# PROBLEM DETAILS
Search the material below for the word "grid". Copy every line that has it.

------------------------------------------------------------------------

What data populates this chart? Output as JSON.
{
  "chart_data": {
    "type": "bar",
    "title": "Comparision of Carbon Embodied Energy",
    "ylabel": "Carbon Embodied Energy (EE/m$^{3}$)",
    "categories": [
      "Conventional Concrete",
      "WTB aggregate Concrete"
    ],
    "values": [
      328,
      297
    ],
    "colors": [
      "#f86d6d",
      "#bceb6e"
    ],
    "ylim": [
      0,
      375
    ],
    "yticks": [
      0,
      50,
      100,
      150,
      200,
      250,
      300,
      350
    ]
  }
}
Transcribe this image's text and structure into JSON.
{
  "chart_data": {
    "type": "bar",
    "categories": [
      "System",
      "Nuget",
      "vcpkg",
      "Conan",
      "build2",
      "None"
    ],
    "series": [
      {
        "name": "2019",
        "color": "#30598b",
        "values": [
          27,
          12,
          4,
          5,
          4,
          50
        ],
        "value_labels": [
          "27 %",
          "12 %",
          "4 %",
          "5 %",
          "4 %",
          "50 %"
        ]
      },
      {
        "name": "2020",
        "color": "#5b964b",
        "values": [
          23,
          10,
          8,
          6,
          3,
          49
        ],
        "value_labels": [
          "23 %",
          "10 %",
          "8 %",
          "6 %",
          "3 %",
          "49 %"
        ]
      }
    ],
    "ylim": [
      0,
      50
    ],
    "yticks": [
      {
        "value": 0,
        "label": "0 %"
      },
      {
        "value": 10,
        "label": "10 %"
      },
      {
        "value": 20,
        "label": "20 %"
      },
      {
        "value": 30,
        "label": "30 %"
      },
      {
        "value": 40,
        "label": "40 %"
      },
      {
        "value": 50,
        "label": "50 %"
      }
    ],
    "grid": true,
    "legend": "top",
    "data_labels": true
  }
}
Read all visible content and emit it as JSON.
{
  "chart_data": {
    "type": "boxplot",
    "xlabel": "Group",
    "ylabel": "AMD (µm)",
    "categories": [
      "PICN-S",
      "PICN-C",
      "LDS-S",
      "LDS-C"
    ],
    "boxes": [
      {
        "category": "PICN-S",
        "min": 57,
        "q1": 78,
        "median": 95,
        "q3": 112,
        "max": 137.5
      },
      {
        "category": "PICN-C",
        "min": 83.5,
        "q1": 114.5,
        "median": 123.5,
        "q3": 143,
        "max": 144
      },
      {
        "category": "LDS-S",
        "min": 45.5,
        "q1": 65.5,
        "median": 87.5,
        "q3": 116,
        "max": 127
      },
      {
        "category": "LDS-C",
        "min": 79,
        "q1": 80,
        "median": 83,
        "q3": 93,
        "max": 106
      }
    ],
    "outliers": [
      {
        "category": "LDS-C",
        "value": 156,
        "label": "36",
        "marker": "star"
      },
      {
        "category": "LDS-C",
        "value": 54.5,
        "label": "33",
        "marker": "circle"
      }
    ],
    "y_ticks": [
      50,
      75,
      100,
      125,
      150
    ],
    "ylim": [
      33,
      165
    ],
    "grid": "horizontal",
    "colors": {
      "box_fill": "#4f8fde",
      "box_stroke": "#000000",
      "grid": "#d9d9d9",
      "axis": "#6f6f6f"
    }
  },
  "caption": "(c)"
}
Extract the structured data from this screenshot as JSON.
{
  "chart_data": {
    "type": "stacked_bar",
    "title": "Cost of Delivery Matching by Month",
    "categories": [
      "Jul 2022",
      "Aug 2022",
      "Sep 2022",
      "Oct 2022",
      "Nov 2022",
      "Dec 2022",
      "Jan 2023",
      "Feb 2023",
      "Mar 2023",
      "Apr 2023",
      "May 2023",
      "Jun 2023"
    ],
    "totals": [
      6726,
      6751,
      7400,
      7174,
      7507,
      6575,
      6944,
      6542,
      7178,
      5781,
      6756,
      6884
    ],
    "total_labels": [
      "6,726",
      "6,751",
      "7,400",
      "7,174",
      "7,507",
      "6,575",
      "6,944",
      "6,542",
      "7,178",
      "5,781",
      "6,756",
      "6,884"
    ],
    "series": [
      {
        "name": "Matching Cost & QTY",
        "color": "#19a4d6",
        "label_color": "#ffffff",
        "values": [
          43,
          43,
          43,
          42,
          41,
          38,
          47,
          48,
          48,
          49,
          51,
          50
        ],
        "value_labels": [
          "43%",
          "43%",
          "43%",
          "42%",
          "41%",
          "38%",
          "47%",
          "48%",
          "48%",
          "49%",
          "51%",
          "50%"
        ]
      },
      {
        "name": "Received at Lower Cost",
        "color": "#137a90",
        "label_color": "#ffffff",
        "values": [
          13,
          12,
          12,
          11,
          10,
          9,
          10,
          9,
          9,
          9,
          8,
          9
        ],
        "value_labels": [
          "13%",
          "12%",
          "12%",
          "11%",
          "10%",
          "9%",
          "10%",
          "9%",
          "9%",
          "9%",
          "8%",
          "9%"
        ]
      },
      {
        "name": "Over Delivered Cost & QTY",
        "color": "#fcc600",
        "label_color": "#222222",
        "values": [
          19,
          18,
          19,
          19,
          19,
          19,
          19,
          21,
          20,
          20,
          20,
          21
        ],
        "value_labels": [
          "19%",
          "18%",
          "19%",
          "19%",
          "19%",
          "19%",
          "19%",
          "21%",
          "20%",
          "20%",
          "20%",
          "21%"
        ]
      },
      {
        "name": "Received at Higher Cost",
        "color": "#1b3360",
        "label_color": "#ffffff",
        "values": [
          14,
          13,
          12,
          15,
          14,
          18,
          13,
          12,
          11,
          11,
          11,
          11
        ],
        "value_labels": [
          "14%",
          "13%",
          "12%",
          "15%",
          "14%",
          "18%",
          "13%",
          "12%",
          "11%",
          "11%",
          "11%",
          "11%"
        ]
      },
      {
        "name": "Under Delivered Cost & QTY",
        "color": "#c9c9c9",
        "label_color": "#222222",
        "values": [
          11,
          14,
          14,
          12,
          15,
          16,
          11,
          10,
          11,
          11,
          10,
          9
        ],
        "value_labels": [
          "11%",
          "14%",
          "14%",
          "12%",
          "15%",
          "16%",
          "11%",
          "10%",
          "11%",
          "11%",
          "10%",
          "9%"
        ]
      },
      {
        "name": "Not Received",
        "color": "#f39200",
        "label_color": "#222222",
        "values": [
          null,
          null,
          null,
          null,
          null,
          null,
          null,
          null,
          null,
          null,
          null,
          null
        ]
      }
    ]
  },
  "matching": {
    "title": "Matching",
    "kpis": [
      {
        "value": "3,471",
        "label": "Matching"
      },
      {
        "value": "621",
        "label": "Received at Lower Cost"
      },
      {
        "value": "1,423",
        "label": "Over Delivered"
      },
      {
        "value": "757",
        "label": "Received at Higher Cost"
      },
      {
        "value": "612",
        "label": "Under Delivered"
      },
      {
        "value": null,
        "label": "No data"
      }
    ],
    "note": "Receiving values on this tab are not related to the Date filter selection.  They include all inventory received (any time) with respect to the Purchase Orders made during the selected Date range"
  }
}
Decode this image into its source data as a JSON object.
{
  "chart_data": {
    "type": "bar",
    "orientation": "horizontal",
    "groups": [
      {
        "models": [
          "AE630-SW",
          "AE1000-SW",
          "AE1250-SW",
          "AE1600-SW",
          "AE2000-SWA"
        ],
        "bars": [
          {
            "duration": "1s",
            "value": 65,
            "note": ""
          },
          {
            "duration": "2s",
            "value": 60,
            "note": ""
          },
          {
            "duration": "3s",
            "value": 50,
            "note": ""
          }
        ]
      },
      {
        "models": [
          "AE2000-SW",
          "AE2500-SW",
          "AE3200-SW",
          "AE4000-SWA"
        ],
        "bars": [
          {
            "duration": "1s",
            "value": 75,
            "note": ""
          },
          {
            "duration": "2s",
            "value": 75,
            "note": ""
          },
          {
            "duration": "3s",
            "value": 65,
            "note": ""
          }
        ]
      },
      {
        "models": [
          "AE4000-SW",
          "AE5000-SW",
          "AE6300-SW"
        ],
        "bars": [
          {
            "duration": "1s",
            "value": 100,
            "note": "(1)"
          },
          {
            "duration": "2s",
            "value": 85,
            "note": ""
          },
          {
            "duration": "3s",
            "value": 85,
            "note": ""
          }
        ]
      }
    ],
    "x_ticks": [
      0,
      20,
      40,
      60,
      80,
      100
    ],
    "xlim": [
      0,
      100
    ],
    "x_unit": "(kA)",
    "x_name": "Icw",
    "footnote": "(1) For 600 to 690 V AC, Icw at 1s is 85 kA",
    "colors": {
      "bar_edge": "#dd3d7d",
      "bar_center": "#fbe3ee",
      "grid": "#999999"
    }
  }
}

------------------------------------------------------------------------

# RESPONSE
    "grid": true,
    "grid": "horizontal",
      "grid": "#d9d9d9",
      "grid": "#999999"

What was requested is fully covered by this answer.